[Data listing]
-- begin --

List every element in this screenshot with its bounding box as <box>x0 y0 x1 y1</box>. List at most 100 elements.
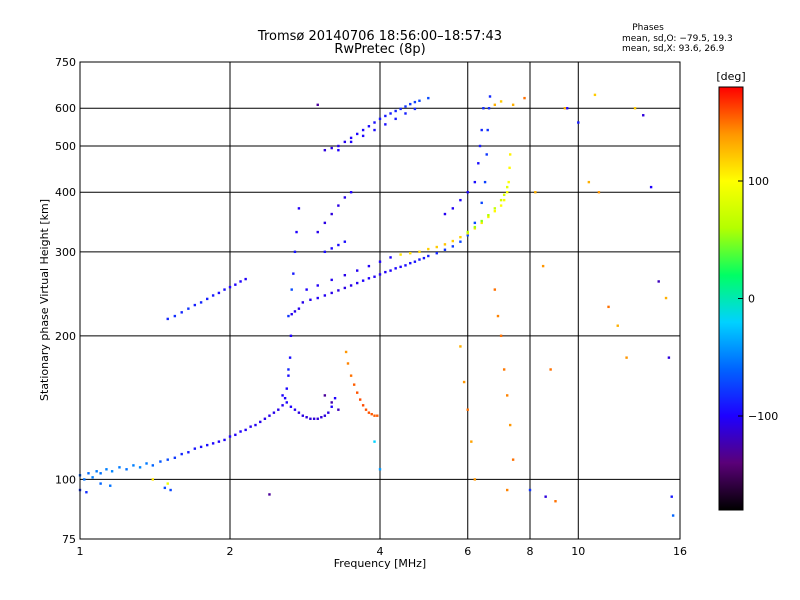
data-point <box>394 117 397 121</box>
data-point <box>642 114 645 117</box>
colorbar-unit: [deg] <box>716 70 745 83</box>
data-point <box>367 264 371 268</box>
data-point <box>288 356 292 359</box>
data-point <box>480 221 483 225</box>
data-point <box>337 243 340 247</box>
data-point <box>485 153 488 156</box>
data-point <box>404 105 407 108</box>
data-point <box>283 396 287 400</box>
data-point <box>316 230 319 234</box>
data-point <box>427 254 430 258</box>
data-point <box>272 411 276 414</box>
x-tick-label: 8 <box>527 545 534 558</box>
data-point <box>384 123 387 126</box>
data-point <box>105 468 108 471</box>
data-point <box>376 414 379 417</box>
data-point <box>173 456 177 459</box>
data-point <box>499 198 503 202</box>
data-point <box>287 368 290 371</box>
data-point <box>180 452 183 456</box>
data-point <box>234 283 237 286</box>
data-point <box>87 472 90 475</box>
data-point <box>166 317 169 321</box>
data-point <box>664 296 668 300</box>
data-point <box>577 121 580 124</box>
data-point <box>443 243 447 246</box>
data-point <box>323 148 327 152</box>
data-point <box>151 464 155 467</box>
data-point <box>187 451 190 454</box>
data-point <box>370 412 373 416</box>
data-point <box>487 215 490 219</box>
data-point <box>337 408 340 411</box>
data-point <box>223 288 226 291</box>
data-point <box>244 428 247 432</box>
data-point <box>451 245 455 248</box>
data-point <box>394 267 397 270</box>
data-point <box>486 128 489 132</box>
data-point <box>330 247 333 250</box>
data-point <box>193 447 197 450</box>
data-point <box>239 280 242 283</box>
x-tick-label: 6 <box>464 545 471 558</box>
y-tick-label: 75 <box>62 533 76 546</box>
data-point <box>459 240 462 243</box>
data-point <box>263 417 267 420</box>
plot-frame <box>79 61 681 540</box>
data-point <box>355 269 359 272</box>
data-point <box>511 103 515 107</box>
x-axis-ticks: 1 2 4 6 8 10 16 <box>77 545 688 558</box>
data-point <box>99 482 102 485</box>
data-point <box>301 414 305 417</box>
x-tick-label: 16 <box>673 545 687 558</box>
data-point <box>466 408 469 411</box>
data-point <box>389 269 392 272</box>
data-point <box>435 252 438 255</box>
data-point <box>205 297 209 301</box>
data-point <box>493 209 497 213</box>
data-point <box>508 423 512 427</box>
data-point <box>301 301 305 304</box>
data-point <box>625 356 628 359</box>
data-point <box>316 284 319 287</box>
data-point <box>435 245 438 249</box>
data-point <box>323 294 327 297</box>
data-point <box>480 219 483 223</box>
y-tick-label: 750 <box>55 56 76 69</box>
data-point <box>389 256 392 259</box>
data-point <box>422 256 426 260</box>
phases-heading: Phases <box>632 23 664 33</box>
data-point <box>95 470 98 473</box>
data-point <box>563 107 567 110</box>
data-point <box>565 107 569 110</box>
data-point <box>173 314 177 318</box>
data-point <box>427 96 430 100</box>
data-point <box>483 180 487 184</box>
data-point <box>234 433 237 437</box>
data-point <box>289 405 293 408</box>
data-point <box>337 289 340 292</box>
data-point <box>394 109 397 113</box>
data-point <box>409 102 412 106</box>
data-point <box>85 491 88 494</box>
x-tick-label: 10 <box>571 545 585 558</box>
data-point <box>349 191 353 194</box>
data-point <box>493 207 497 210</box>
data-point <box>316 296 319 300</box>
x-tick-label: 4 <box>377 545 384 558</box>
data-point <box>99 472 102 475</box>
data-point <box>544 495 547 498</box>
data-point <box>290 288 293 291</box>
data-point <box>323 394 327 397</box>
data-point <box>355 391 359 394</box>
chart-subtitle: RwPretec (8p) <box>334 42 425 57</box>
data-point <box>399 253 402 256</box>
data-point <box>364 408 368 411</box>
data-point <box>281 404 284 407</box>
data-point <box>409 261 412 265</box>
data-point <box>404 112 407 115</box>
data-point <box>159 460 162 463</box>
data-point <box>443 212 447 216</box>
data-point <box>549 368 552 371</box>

-- end --
-- begin --

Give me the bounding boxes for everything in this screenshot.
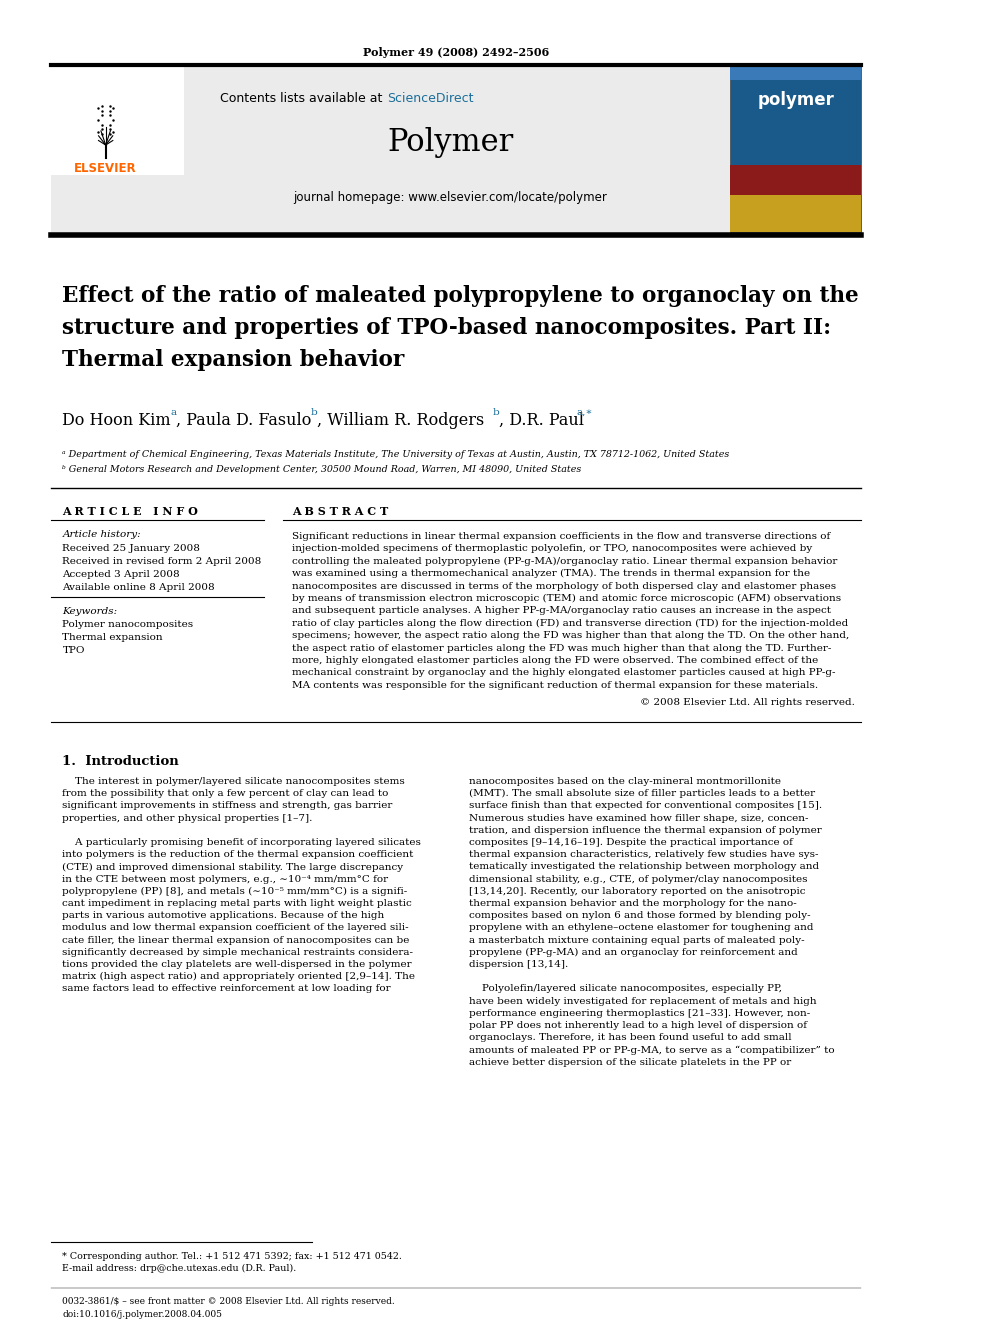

-- end --

[What you should do] Count the lines of the records above that contain the word "this" and give only that number.

[Exercise solution] 2